start

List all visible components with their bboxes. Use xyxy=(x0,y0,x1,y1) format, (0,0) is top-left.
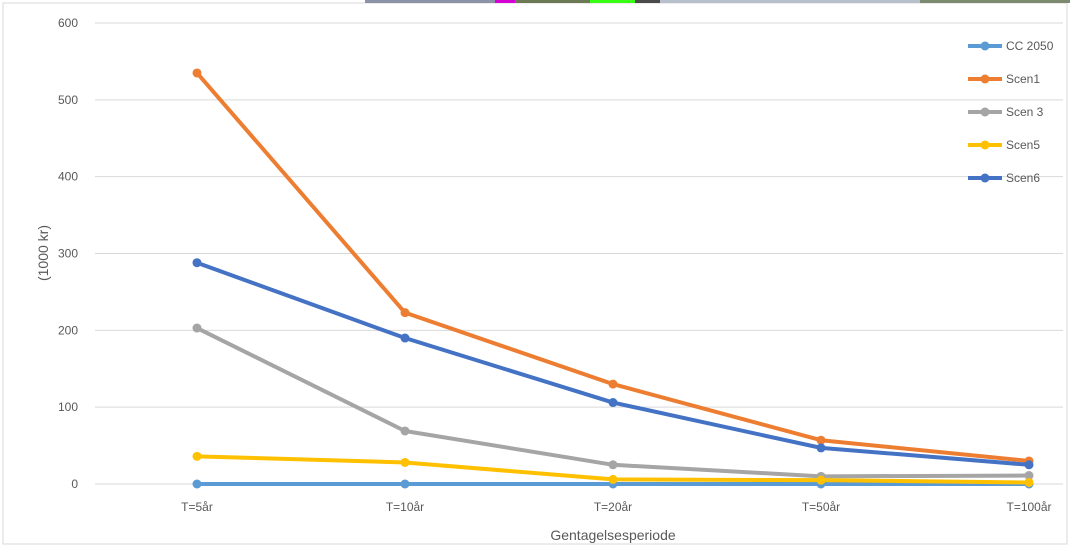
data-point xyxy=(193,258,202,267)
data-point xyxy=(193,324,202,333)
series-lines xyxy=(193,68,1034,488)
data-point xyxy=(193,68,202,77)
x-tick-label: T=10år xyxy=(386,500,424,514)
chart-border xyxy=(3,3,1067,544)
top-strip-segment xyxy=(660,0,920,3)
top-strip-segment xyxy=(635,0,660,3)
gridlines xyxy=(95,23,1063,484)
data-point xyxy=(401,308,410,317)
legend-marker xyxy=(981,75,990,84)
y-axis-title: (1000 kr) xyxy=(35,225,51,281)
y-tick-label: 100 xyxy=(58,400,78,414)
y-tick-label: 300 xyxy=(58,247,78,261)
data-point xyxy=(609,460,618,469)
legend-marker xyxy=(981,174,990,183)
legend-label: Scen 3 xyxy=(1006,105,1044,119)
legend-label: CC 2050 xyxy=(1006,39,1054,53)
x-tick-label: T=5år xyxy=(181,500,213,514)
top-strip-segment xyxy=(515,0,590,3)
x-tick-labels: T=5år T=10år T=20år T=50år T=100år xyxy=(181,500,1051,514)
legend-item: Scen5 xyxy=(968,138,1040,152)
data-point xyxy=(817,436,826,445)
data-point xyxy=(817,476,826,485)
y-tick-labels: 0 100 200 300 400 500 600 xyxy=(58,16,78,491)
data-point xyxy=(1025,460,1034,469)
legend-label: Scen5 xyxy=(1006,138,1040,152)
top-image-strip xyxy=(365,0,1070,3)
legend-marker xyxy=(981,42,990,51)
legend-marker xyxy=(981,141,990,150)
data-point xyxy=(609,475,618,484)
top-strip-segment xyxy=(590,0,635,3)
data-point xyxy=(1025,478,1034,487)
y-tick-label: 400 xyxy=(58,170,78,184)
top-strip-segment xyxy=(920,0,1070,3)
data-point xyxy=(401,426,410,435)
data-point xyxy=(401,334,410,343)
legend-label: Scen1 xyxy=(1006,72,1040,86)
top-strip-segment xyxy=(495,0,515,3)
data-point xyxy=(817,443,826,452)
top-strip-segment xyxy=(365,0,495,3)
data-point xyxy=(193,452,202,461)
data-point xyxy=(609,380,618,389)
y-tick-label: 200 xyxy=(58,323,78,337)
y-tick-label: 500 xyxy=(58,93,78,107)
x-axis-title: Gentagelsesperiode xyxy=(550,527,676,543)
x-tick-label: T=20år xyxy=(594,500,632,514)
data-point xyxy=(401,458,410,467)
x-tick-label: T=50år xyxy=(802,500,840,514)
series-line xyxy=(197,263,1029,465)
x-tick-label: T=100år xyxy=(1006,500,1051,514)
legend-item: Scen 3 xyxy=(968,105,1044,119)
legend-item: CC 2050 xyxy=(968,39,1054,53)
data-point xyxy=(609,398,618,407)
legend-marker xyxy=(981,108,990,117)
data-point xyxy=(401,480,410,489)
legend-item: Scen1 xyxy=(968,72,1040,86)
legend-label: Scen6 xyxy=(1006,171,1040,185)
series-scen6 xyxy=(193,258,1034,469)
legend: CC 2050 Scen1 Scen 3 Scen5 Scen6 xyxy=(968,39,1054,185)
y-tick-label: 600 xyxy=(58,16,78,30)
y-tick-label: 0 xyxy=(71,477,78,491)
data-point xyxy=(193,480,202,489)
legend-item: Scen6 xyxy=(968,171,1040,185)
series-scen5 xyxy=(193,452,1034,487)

end

-- The task --
Write out the lines starting at the one that contains "data-point xyxy=(193,258,202,267)" and ending at the one that contains "x-tick-label: T=5år xyxy=(181,500,213,514)", keeping both of those lines.

-- Reply --
data-point xyxy=(193,258,202,267)
data-point xyxy=(193,324,202,333)
series-lines xyxy=(193,68,1034,488)
data-point xyxy=(193,68,202,77)
x-tick-label: T=10år xyxy=(386,500,424,514)
chart-border xyxy=(3,3,1067,544)
top-strip-segment xyxy=(660,0,920,3)
top-strip-segment xyxy=(635,0,660,3)
gridlines xyxy=(95,23,1063,484)
data-point xyxy=(401,308,410,317)
legend-marker xyxy=(981,75,990,84)
y-axis-title: (1000 kr) xyxy=(35,225,51,281)
y-tick-label: 100 xyxy=(58,400,78,414)
y-tick-label: 300 xyxy=(58,247,78,261)
data-point xyxy=(609,460,618,469)
legend-marker xyxy=(981,174,990,183)
legend-label: Scen 3 xyxy=(1006,105,1044,119)
legend-label: CC 2050 xyxy=(1006,39,1054,53)
x-tick-label: T=5år xyxy=(181,500,213,514)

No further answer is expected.